WORK TO BE COMPLETED. Write out all the entries word for word and omit any pictures.

........

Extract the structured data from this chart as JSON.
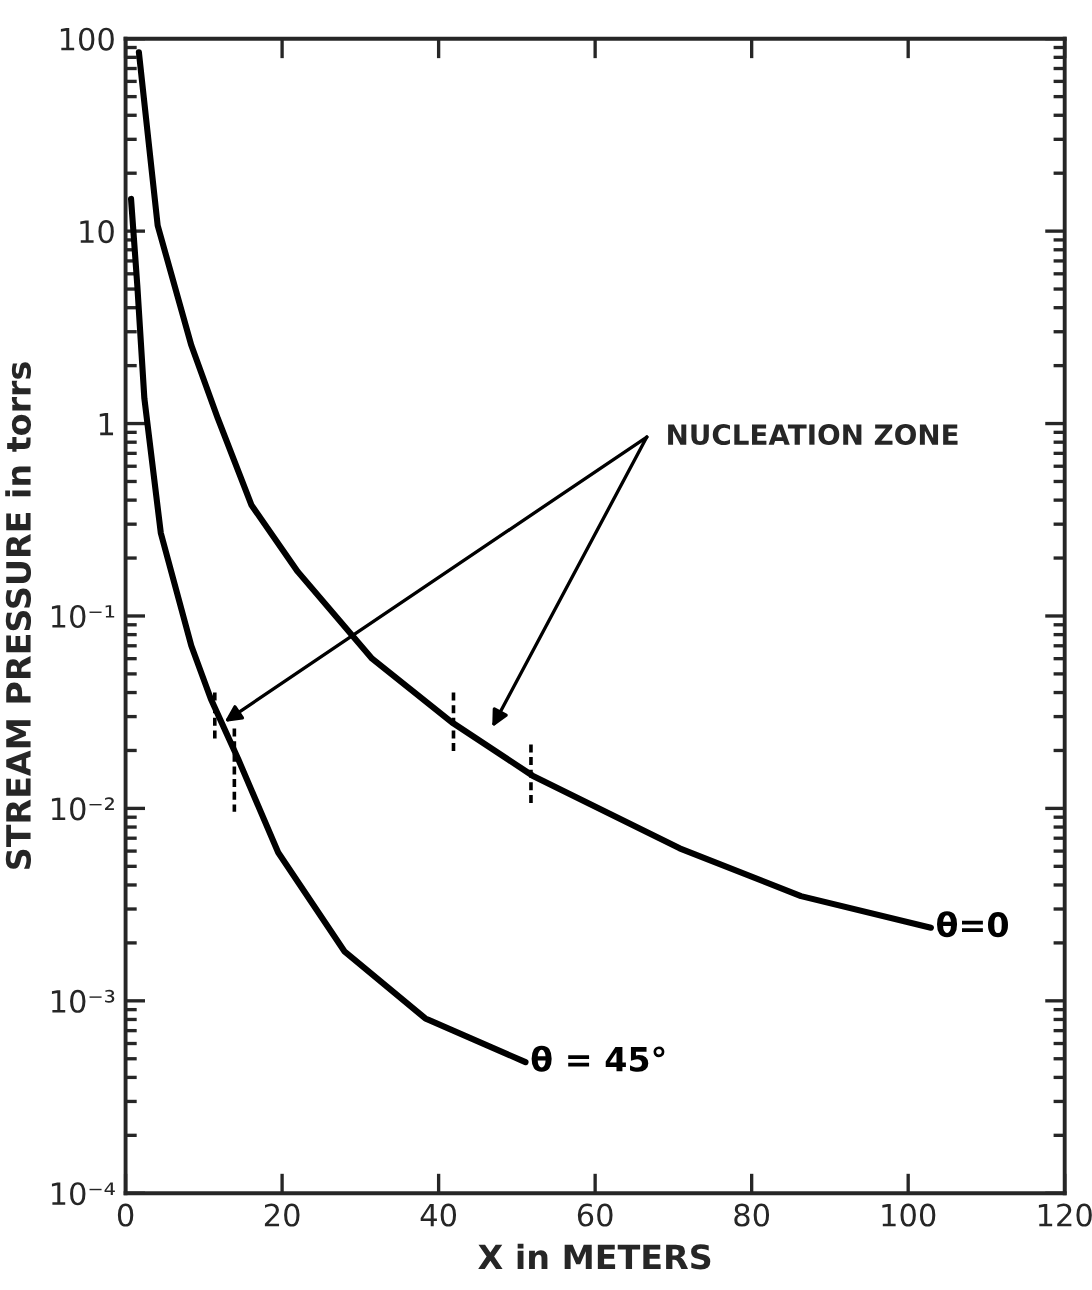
{
  "chart_data": {
    "type": "line",
    "xlabel": "X in METERS",
    "ylabel": "STREAM PRESSURE in torrs",
    "log": "y",
    "xlim": [
      0,
      120
    ],
    "xticks": [
      0,
      20,
      40,
      60,
      80,
      100,
      120
    ],
    "ylim": [
      0.0001,
      100
    ],
    "yticks": [
      {
        "value": 0.0001,
        "label": "10⁻⁴"
      },
      {
        "value": 0.001,
        "label": "10⁻³"
      },
      {
        "value": 0.01,
        "label": "10⁻²"
      },
      {
        "value": 0.1,
        "label": "10⁻¹"
      },
      1,
      10,
      100
    ],
    "grid": false,
    "marker": "none",
    "line_style": "solid",
    "annotations": [
      "NUCLEATION ZONE"
    ],
    "series": [
      {
        "name": "θ=0",
        "color": "#000000",
        "x": [
          1.7,
          4.1,
          8.4,
          11.8,
          16.1,
          22,
          31.5,
          41.7,
          52,
          70.8,
          86.3,
          102.9
        ],
        "values": [
          85,
          10.7,
          2.55,
          1.06,
          0.376,
          0.17,
          0.06,
          0.028,
          0.0148,
          0.0062,
          0.0035,
          0.0024
        ]
      },
      {
        "name": "θ = 45°",
        "color": "#000000",
        "x": [
          0.7,
          1.5,
          2.4,
          4.5,
          8.4,
          10.9,
          14.4,
          19.5,
          28,
          38.3,
          51.1
        ],
        "values": [
          14.7,
          5.2,
          1.35,
          0.27,
          0.07,
          0.037,
          0.018,
          0.0059,
          0.0018,
          0.00081,
          0.00048
        ]
      },
      {
        "color": "#000000",
        "line_style": "dashed",
        "x": [
          11.4,
          11.4
        ],
        "values": [
          0.04,
          0.022
        ]
      },
      {
        "color": "#000000",
        "line_style": "dashed",
        "x": [
          13.9,
          13.9
        ],
        "values": [
          0.026,
          0.0096
        ]
      },
      {
        "color": "#000000",
        "line_style": "dashed",
        "x": [
          41.9,
          41.9
        ],
        "values": [
          0.04,
          0.019
        ]
      },
      {
        "color": "#000000",
        "line_style": "dashed",
        "x": [
          51.8,
          51.8
        ],
        "values": [
          0.0215,
          0.0105
        ]
      }
    ]
  }
}
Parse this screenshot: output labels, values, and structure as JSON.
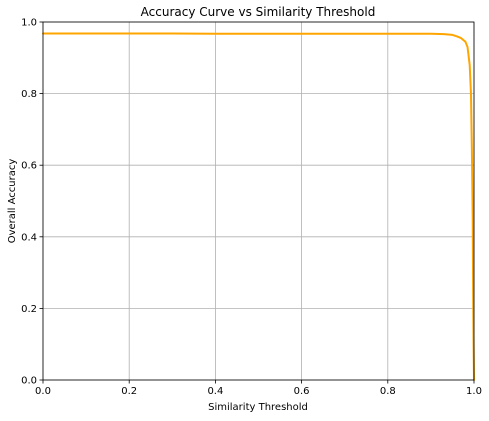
{
  "chart_data": {
    "type": "line",
    "title": "Accuracy Curve vs Similarity Threshold",
    "xlabel": "Similarity Threshold",
    "ylabel": "Overall Accuracy",
    "xlim": [
      0.0,
      1.0
    ],
    "ylim": [
      0.0,
      1.0
    ],
    "xticks": [
      "0.0",
      "0.2",
      "0.4",
      "0.6",
      "0.8",
      "1.0"
    ],
    "yticks": [
      "0.0",
      "0.2",
      "0.4",
      "0.6",
      "0.8",
      "1.0"
    ],
    "grid": true,
    "legend": "none",
    "series": [
      {
        "color": "#ffa500",
        "x": [
          0.0,
          0.1,
          0.2,
          0.3,
          0.4,
          0.5,
          0.6,
          0.7,
          0.8,
          0.9,
          0.93,
          0.95,
          0.96,
          0.97,
          0.98,
          0.985,
          0.99,
          0.993,
          0.995,
          0.997,
          0.998,
          0.999,
          1.0
        ],
        "y": [
          0.968,
          0.968,
          0.968,
          0.968,
          0.967,
          0.967,
          0.967,
          0.967,
          0.967,
          0.967,
          0.966,
          0.964,
          0.96,
          0.955,
          0.945,
          0.93,
          0.88,
          0.8,
          0.65,
          0.45,
          0.25,
          0.1,
          0.0
        ]
      }
    ]
  }
}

........

WORKED SOLUTION.
Extract the structured data from this chart as JSON.
{
  "chart_data": {
    "type": "line",
    "xlabel": "X in METERS",
    "ylabel": "STREAM PRESSURE in torrs",
    "log": "y",
    "xlim": [
      0,
      120
    ],
    "xticks": [
      0,
      20,
      40,
      60,
      80,
      100,
      120
    ],
    "ylim": [
      0.0001,
      100
    ],
    "yticks": [
      {
        "value": 0.0001,
        "label": "10⁻⁴"
      },
      {
        "value": 0.001,
        "label": "10⁻³"
      },
      {
        "value": 0.01,
        "label": "10⁻²"
      },
      {
        "value": 0.1,
        "label": "10⁻¹"
      },
      1,
      10,
      100
    ],
    "grid": false,
    "marker": "none",
    "line_style": "solid",
    "annotations": [
      "NUCLEATION ZONE"
    ],
    "series": [
      {
        "name": "θ=0",
        "color": "#000000",
        "x": [
          1.7,
          4.1,
          8.4,
          11.8,
          16.1,
          22,
          31.5,
          41.7,
          52,
          70.8,
          86.3,
          102.9
        ],
        "values": [
          85,
          10.7,
          2.55,
          1.06,
          0.376,
          0.17,
          0.06,
          0.028,
          0.0148,
          0.0062,
          0.0035,
          0.0024
        ]
      },
      {
        "name": "θ = 45°",
        "color": "#000000",
        "x": [
          0.7,
          1.5,
          2.4,
          4.5,
          8.4,
          10.9,
          14.4,
          19.5,
          28,
          38.3,
          51.1
        ],
        "values": [
          14.7,
          5.2,
          1.35,
          0.27,
          0.07,
          0.037,
          0.018,
          0.0059,
          0.0018,
          0.00081,
          0.00048
        ]
      },
      {
        "color": "#000000",
        "line_style": "dashed",
        "x": [
          11.4,
          11.4
        ],
        "values": [
          0.04,
          0.022
        ]
      },
      {
        "color": "#000000",
        "line_style": "dashed",
        "x": [
          13.9,
          13.9
        ],
        "values": [
          0.026,
          0.0096
        ]
      },
      {
        "color": "#000000",
        "line_style": "dashed",
        "x": [
          41.9,
          41.9
        ],
        "values": [
          0.04,
          0.019
        ]
      },
      {
        "color": "#000000",
        "line_style": "dashed",
        "x": [
          51.8,
          51.8
        ],
        "values": [
          0.0215,
          0.0105
        ]
      }
    ]
  }
}
Parse this screenshot: output labels, values, and structure as JSON.
{
  "chart_data": {
    "type": "line",
    "title": "Accuracy Curve vs Similarity Threshold",
    "xlabel": "Similarity Threshold",
    "ylabel": "Overall Accuracy",
    "xlim": [
      0.0,
      1.0
    ],
    "ylim": [
      0.0,
      1.0
    ],
    "xticks": [
      "0.0",
      "0.2",
      "0.4",
      "0.6",
      "0.8",
      "1.0"
    ],
    "yticks": [
      "0.0",
      "0.2",
      "0.4",
      "0.6",
      "0.8",
      "1.0"
    ],
    "grid": true,
    "legend": "none",
    "series": [
      {
        "color": "#ffa500",
        "x": [
          0.0,
          0.1,
          0.2,
          0.3,
          0.4,
          0.5,
          0.6,
          0.7,
          0.8,
          0.9,
          0.93,
          0.95,
          0.96,
          0.97,
          0.98,
          0.985,
          0.99,
          0.993,
          0.995,
          0.997,
          0.998,
          0.999,
          1.0
        ],
        "y": [
          0.968,
          0.968,
          0.968,
          0.968,
          0.967,
          0.967,
          0.967,
          0.967,
          0.967,
          0.967,
          0.966,
          0.964,
          0.96,
          0.955,
          0.945,
          0.93,
          0.88,
          0.8,
          0.65,
          0.45,
          0.25,
          0.1,
          0.0
        ]
      }
    ]
  }
}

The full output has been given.